▶ **Your goal**
Repeat, exactly and in full, the lines of the listing below, but without any pictures.

▶ **Stored records**
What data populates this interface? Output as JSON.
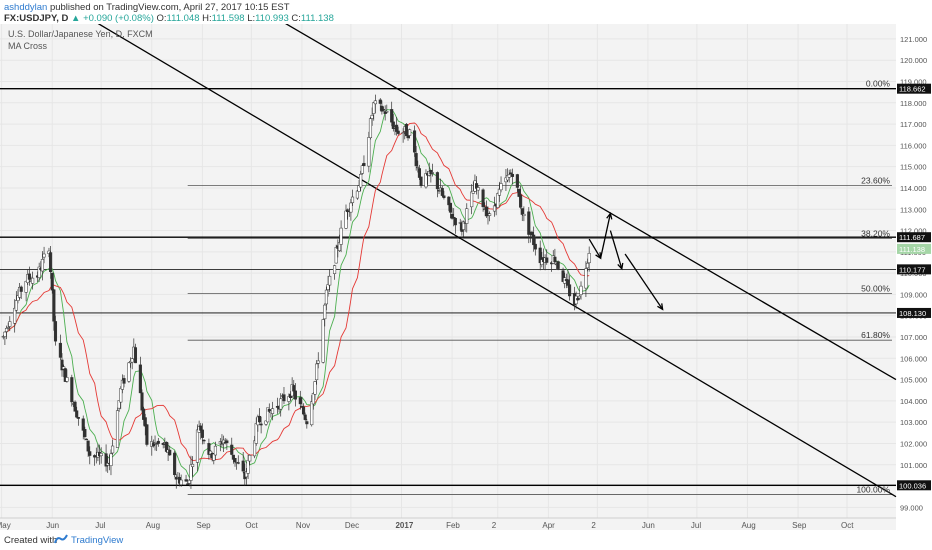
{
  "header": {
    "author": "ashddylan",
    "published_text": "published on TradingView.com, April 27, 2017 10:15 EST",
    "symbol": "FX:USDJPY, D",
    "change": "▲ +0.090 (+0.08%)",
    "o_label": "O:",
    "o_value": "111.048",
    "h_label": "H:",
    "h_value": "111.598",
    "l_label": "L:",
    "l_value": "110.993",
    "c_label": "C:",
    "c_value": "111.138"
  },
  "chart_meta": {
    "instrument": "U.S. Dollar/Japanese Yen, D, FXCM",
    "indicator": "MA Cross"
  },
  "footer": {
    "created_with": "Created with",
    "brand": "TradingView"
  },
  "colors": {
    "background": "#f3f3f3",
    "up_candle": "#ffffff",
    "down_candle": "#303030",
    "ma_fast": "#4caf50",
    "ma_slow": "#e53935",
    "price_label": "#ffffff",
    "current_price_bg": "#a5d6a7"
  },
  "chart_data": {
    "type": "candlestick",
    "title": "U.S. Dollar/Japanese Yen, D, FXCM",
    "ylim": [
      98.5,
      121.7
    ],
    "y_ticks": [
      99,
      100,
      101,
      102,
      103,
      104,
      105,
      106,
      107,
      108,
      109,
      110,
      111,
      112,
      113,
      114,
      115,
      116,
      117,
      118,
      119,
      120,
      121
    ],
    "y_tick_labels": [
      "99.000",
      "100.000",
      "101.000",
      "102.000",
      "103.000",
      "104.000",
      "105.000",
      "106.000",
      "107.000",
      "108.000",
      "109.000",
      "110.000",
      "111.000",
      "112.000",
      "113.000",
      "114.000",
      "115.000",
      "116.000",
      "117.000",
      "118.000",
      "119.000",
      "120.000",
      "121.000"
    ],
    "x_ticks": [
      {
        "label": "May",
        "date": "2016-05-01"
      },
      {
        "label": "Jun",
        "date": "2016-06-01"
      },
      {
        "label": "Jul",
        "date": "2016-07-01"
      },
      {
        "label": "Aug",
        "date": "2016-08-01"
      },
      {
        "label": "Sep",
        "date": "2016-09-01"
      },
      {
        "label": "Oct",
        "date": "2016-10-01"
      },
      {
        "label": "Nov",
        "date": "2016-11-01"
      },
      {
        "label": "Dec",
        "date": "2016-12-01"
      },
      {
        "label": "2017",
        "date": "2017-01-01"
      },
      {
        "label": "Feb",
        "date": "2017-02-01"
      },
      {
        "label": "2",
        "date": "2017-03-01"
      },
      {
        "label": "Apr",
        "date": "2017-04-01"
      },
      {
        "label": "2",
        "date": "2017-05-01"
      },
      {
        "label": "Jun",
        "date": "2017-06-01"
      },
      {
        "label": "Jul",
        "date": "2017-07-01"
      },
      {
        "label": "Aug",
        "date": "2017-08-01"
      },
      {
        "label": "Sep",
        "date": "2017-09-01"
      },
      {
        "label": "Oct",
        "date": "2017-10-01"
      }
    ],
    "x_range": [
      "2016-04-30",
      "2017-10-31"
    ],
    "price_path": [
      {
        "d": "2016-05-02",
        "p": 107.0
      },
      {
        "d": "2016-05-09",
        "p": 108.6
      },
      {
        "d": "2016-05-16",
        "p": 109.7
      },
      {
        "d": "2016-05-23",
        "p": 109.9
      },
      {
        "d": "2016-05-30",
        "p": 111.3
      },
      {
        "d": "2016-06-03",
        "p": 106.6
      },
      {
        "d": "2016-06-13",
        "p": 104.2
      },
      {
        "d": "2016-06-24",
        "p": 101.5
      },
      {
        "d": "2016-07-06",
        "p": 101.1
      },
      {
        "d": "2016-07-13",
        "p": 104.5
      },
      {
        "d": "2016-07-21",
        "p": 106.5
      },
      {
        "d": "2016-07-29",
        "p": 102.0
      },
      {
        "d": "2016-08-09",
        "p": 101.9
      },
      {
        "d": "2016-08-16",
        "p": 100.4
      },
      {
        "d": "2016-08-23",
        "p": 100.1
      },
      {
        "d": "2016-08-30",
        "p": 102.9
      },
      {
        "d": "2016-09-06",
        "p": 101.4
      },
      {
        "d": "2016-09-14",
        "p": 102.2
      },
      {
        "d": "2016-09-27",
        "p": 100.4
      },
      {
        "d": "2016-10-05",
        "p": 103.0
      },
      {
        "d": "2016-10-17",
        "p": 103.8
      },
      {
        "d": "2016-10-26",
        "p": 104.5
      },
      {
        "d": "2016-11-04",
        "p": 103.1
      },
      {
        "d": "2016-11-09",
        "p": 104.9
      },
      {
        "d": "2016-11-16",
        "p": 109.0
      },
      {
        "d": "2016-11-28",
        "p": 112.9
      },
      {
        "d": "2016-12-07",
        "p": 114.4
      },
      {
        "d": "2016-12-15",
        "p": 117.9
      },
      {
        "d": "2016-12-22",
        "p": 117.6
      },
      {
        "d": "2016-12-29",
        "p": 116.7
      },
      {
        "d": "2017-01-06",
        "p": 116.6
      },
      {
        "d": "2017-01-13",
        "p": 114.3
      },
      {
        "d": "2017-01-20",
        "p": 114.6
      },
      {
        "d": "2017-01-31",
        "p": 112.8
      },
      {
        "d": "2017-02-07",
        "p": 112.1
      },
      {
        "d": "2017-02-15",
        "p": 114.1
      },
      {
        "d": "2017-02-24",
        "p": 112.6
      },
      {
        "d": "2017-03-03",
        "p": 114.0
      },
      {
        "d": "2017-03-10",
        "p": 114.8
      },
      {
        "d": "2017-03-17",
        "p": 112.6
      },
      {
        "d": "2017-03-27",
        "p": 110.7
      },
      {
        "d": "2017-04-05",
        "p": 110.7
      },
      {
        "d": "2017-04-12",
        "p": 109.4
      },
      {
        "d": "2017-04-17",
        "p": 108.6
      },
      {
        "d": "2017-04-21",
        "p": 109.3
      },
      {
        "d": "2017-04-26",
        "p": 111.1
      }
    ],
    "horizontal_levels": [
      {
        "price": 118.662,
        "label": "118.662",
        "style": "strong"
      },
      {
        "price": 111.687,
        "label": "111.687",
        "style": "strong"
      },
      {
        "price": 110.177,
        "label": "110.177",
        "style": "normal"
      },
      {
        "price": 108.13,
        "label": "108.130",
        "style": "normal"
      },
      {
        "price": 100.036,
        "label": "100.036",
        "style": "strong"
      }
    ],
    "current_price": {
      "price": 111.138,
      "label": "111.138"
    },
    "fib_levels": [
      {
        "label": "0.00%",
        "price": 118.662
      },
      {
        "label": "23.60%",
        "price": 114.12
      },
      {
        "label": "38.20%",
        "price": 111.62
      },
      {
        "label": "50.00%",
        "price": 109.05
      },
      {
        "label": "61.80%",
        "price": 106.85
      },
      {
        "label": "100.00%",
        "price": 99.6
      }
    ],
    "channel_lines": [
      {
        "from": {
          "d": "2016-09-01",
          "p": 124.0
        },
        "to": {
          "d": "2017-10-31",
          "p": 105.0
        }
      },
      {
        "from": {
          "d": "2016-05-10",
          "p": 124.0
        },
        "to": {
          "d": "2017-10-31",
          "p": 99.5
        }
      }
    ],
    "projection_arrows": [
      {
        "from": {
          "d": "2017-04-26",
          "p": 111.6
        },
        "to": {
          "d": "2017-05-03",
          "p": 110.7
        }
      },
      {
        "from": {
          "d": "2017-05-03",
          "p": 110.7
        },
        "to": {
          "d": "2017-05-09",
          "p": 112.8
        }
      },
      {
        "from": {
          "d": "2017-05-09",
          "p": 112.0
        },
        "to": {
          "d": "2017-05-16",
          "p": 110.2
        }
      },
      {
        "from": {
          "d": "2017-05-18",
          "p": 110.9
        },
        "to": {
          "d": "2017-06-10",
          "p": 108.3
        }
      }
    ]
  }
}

▶ **Full output**
What data populates this interface? Output as JSON.
{
  "header": {
    "author": "ashddylan",
    "published_text": "published on TradingView.com, April 27, 2017 10:15 EST",
    "symbol": "FX:USDJPY, D",
    "change": "▲ +0.090 (+0.08%)",
    "o_label": "O:",
    "o_value": "111.048",
    "h_label": "H:",
    "h_value": "111.598",
    "l_label": "L:",
    "l_value": "110.993",
    "c_label": "C:",
    "c_value": "111.138"
  },
  "chart_meta": {
    "instrument": "U.S. Dollar/Japanese Yen, D, FXCM",
    "indicator": "MA Cross"
  },
  "footer": {
    "created_with": "Created with",
    "brand": "TradingView"
  },
  "colors": {
    "background": "#f3f3f3",
    "up_candle": "#ffffff",
    "down_candle": "#303030",
    "ma_fast": "#4caf50",
    "ma_slow": "#e53935",
    "price_label": "#ffffff",
    "current_price_bg": "#a5d6a7"
  },
  "chart_data": {
    "type": "candlestick",
    "title": "U.S. Dollar/Japanese Yen, D, FXCM",
    "ylim": [
      98.5,
      121.7
    ],
    "y_ticks": [
      99,
      100,
      101,
      102,
      103,
      104,
      105,
      106,
      107,
      108,
      109,
      110,
      111,
      112,
      113,
      114,
      115,
      116,
      117,
      118,
      119,
      120,
      121
    ],
    "y_tick_labels": [
      "99.000",
      "100.000",
      "101.000",
      "102.000",
      "103.000",
      "104.000",
      "105.000",
      "106.000",
      "107.000",
      "108.000",
      "109.000",
      "110.000",
      "111.000",
      "112.000",
      "113.000",
      "114.000",
      "115.000",
      "116.000",
      "117.000",
      "118.000",
      "119.000",
      "120.000",
      "121.000"
    ],
    "x_ticks": [
      {
        "label": "May",
        "date": "2016-05-01"
      },
      {
        "label": "Jun",
        "date": "2016-06-01"
      },
      {
        "label": "Jul",
        "date": "2016-07-01"
      },
      {
        "label": "Aug",
        "date": "2016-08-01"
      },
      {
        "label": "Sep",
        "date": "2016-09-01"
      },
      {
        "label": "Oct",
        "date": "2016-10-01"
      },
      {
        "label": "Nov",
        "date": "2016-11-01"
      },
      {
        "label": "Dec",
        "date": "2016-12-01"
      },
      {
        "label": "2017",
        "date": "2017-01-01"
      },
      {
        "label": "Feb",
        "date": "2017-02-01"
      },
      {
        "label": "2",
        "date": "2017-03-01"
      },
      {
        "label": "Apr",
        "date": "2017-04-01"
      },
      {
        "label": "2",
        "date": "2017-05-01"
      },
      {
        "label": "Jun",
        "date": "2017-06-01"
      },
      {
        "label": "Jul",
        "date": "2017-07-01"
      },
      {
        "label": "Aug",
        "date": "2017-08-01"
      },
      {
        "label": "Sep",
        "date": "2017-09-01"
      },
      {
        "label": "Oct",
        "date": "2017-10-01"
      }
    ],
    "x_range": [
      "2016-04-30",
      "2017-10-31"
    ],
    "price_path": [
      {
        "d": "2016-05-02",
        "p": 107.0
      },
      {
        "d": "2016-05-09",
        "p": 108.6
      },
      {
        "d": "2016-05-16",
        "p": 109.7
      },
      {
        "d": "2016-05-23",
        "p": 109.9
      },
      {
        "d": "2016-05-30",
        "p": 111.3
      },
      {
        "d": "2016-06-03",
        "p": 106.6
      },
      {
        "d": "2016-06-13",
        "p": 104.2
      },
      {
        "d": "2016-06-24",
        "p": 101.5
      },
      {
        "d": "2016-07-06",
        "p": 101.1
      },
      {
        "d": "2016-07-13",
        "p": 104.5
      },
      {
        "d": "2016-07-21",
        "p": 106.5
      },
      {
        "d": "2016-07-29",
        "p": 102.0
      },
      {
        "d": "2016-08-09",
        "p": 101.9
      },
      {
        "d": "2016-08-16",
        "p": 100.4
      },
      {
        "d": "2016-08-23",
        "p": 100.1
      },
      {
        "d": "2016-08-30",
        "p": 102.9
      },
      {
        "d": "2016-09-06",
        "p": 101.4
      },
      {
        "d": "2016-09-14",
        "p": 102.2
      },
      {
        "d": "2016-09-27",
        "p": 100.4
      },
      {
        "d": "2016-10-05",
        "p": 103.0
      },
      {
        "d": "2016-10-17",
        "p": 103.8
      },
      {
        "d": "2016-10-26",
        "p": 104.5
      },
      {
        "d": "2016-11-04",
        "p": 103.1
      },
      {
        "d": "2016-11-09",
        "p": 104.9
      },
      {
        "d": "2016-11-16",
        "p": 109.0
      },
      {
        "d": "2016-11-28",
        "p": 112.9
      },
      {
        "d": "2016-12-07",
        "p": 114.4
      },
      {
        "d": "2016-12-15",
        "p": 117.9
      },
      {
        "d": "2016-12-22",
        "p": 117.6
      },
      {
        "d": "2016-12-29",
        "p": 116.7
      },
      {
        "d": "2017-01-06",
        "p": 116.6
      },
      {
        "d": "2017-01-13",
        "p": 114.3
      },
      {
        "d": "2017-01-20",
        "p": 114.6
      },
      {
        "d": "2017-01-31",
        "p": 112.8
      },
      {
        "d": "2017-02-07",
        "p": 112.1
      },
      {
        "d": "2017-02-15",
        "p": 114.1
      },
      {
        "d": "2017-02-24",
        "p": 112.6
      },
      {
        "d": "2017-03-03",
        "p": 114.0
      },
      {
        "d": "2017-03-10",
        "p": 114.8
      },
      {
        "d": "2017-03-17",
        "p": 112.6
      },
      {
        "d": "2017-03-27",
        "p": 110.7
      },
      {
        "d": "2017-04-05",
        "p": 110.7
      },
      {
        "d": "2017-04-12",
        "p": 109.4
      },
      {
        "d": "2017-04-17",
        "p": 108.6
      },
      {
        "d": "2017-04-21",
        "p": 109.3
      },
      {
        "d": "2017-04-26",
        "p": 111.1
      }
    ],
    "horizontal_levels": [
      {
        "price": 118.662,
        "label": "118.662",
        "style": "strong"
      },
      {
        "price": 111.687,
        "label": "111.687",
        "style": "strong"
      },
      {
        "price": 110.177,
        "label": "110.177",
        "style": "normal"
      },
      {
        "price": 108.13,
        "label": "108.130",
        "style": "normal"
      },
      {
        "price": 100.036,
        "label": "100.036",
        "style": "strong"
      }
    ],
    "current_price": {
      "price": 111.138,
      "label": "111.138"
    },
    "fib_levels": [
      {
        "label": "0.00%",
        "price": 118.662
      },
      {
        "label": "23.60%",
        "price": 114.12
      },
      {
        "label": "38.20%",
        "price": 111.62
      },
      {
        "label": "50.00%",
        "price": 109.05
      },
      {
        "label": "61.80%",
        "price": 106.85
      },
      {
        "label": "100.00%",
        "price": 99.6
      }
    ],
    "channel_lines": [
      {
        "from": {
          "d": "2016-09-01",
          "p": 124.0
        },
        "to": {
          "d": "2017-10-31",
          "p": 105.0
        }
      },
      {
        "from": {
          "d": "2016-05-10",
          "p": 124.0
        },
        "to": {
          "d": "2017-10-31",
          "p": 99.5
        }
      }
    ],
    "projection_arrows": [
      {
        "from": {
          "d": "2017-04-26",
          "p": 111.6
        },
        "to": {
          "d": "2017-05-03",
          "p": 110.7
        }
      },
      {
        "from": {
          "d": "2017-05-03",
          "p": 110.7
        },
        "to": {
          "d": "2017-05-09",
          "p": 112.8
        }
      },
      {
        "from": {
          "d": "2017-05-09",
          "p": 112.0
        },
        "to": {
          "d": "2017-05-16",
          "p": 110.2
        }
      },
      {
        "from": {
          "d": "2017-05-18",
          "p": 110.9
        },
        "to": {
          "d": "2017-06-10",
          "p": 108.3
        }
      }
    ]
  }
}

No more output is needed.